Filter out everything except lines holding "reshak".

-- begin Given records --

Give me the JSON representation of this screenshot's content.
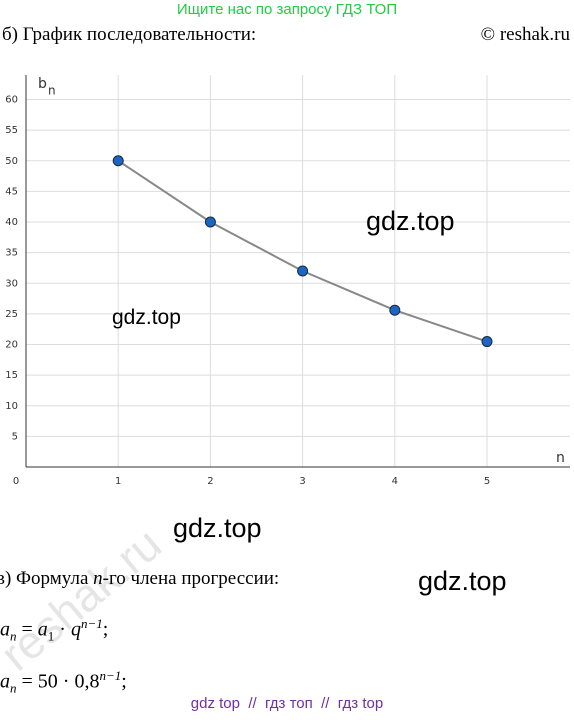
{
  "header": {
    "search_hint": "Ищите нас по запросу ГДЗ ТОП",
    "section_b": "б) График последовательности:",
    "copyright": "© reshak.ru"
  },
  "chart_data": {
    "type": "line",
    "y_label": {
      "base": "b",
      "sub": "n"
    },
    "x_label": "n",
    "x": [
      1,
      2,
      3,
      4,
      5
    ],
    "series": [
      {
        "values": [
          50,
          40,
          32,
          25.6,
          20.48
        ],
        "color": "#1a66c2",
        "line_color": "#888888"
      }
    ],
    "xlim": [
      0,
      5.9
    ],
    "ylim": [
      0,
      64
    ],
    "xticks": [
      0,
      1,
      2,
      3,
      4,
      5
    ],
    "yticks": [
      5,
      10,
      15,
      20,
      25,
      30,
      35,
      40,
      45,
      50,
      55,
      60
    ],
    "grid": true
  },
  "watermarks": [
    "gdz.top",
    "gdz.top",
    "gdz.top",
    "gdz.top"
  ],
  "diagonal_watermark": "reshak.ru",
  "section_c": {
    "prefix": "в) Формула ",
    "var": "n",
    "suffix": "-го члена прогрессии:"
  },
  "formulas": [
    {
      "lhs": "a",
      "lhs_sub": "n",
      "eq": " = ",
      "a": "a",
      "a_sub": "1",
      "dot": " · ",
      "base": "q",
      "exp": "n−1",
      "end": ";"
    },
    {
      "lhs": "a",
      "lhs_sub": "n",
      "eq": " = ",
      "a": "50",
      "dot": " · ",
      "base": "0,8",
      "exp": "n−1",
      "end": ";"
    }
  ],
  "footer": "gdz top  //  гдз топ  //  гдз top"
}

-- end Given records --

**Full solution**.
    "copyright": "© reshak.ru"
  "diagonal_watermark": "reshak.ru",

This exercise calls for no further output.